- [DOCUMENT TEXT]
☆ ☆ ☆
4. Use communication to sustain trusted relationships.
- How will you stay connected with each other, as well as the rest of the family?
- How will you remain informed about what’s happening at the company, as well as share your questions and concerns?
- What should be shared with employees about the state of the business and your commitment to it?
- How will you manage communication with the public and press, especially if tough decisions need to be made?
One of the most valuable assets of a family business is the trusted relationships that are built over time with family members, employees, customers, suppliers, and the community. Trust requires transparency. Especially in a private company, the owners of a business control the spigot for how much information can be provided to stakeholders. Help company leaders determine what can be shared with each of your main constituencies.
5. Consider the implications for the transition to the next generation.
- Do current family leaders need to remain longer than planned to steward the family business? Or do they need to make way for fresh ideas and untapped energy?
- Should you accelerate current estate plans due to lower valuations? Or should you put them on hold because of the cost or distraction?
- How can you use this opportunity to teach future generations about your core values and principles?
Family businesses that want to last for generations keep one eye on the present and the other on the future. In general, a crisis is a time to narrow the gaze. But it might also be the window in which to make changes that have been a long time coming. Company leaders will be looking to the owners to see to what extent transition plans need to be put in motion or on the shelf.
There are no right or wrong ways to answer these questions. What’s important is that the owners, collectively, review each of these five areas and address the most important actions to take in each one to help the company leaders navigate the current crisis and prepare for the long term. Alignment is vital – companies with a unified ownership group can act decisively, while a house divided will not stand.
We suggest you start by organizing yourselves as owners to get the work done and stay aligned. How often will you meet? In what venue (in-person, conference call, video)? Who is in charge of setting the agenda and facilitating the meeting? Who else should be in the “room” when you meet (e.g., company CEO or CFO, board chair, family office director)? In a crisis, the facts on the ground change rapidly. Owners need to find the right cadence that allows them to stay on top of the situation without overburdening the management team.
On that note, 42% of respondents in our survey said they are more involved in decisions than they were before (less than 5% said they are less involved). Owners need to help business leaders by finding the most constructive level of involvement, which will likely be a balance of stepping in (“all hands on deck”) and backing off (“give us space to work”). Look for the places you should step up or back off.
As you do your work, acknowledge the emotions and help each other through the ups and downs. Focus on your common purpose in getting the company through the other side intact. Staying together during the current crisis is essential to sustaining what you have already built.
Families businesses possess financial and non-financial characteristics that allow them to out-compete other kinds of companies in normal and crisis environments. They are great employers, positive contributors to their communities, financially disciplined, and have committed owners. Productively harnessing the power of family ownership will help these vital companies to weather the current storm.
Josh Baron is a partner and co-founder of BanyanGlobal Family Business Advisors, and an adjunct professor at Columbia Business School. He is the co-author of the forthcoming Harvard Business Review Family Business Handbook (HBR Press, January 2021).
Ben Francois is a Principal at BanyanGlobal Family Business Advisors, specializing in family business ownership strategy.
☆ ☆ ☆
- [EXERCISE REQUIREMENTS]
A) List the groups with which, according to the family business text, a family business builds trusted relationships over time.
B) Reproduce word for word the part of the family business text that opens with the words containing "- How will you remain" and closes with "commitment to it?".

- [DATA SHOWN]
☆ ☆ ☆
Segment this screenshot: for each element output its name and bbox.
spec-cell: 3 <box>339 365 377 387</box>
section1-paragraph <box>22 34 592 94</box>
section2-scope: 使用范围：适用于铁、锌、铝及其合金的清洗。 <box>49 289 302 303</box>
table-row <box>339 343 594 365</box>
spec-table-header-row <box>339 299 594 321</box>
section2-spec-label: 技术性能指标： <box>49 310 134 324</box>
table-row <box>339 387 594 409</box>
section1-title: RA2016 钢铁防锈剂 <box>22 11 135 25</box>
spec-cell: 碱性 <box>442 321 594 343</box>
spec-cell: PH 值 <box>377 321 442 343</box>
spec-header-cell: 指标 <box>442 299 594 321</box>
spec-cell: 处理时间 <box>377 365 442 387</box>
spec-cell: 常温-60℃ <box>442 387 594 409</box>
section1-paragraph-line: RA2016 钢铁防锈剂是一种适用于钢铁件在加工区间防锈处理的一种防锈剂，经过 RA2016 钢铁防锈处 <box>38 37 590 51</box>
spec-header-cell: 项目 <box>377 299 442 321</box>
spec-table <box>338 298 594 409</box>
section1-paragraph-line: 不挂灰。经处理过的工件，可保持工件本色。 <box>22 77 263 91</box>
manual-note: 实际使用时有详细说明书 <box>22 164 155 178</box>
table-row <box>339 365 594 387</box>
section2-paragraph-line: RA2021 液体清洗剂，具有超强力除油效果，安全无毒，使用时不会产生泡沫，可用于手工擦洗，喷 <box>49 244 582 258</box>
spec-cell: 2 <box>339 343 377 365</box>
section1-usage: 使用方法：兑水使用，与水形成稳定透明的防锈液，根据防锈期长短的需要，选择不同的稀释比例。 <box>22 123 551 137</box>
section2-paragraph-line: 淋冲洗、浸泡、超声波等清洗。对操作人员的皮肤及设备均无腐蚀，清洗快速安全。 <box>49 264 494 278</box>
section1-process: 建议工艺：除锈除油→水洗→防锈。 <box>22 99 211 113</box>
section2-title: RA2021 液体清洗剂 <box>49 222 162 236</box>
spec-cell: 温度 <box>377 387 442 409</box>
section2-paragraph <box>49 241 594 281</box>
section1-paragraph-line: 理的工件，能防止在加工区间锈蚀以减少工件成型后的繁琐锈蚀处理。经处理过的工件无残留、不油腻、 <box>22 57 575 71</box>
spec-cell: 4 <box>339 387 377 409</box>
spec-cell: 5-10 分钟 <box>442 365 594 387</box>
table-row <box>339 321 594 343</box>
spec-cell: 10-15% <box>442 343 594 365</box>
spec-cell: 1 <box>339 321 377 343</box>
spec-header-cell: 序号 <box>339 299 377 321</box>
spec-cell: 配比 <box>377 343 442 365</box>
☆ ☆ ☆
- [TASK ANSWERS]
A) family members, employees, customers, suppliers, the community

B)
- How will you remain informed about what’s happening at the company, as well as share your questions and concerns?
- What should be shared with employees about the state of the business and your commitment to it?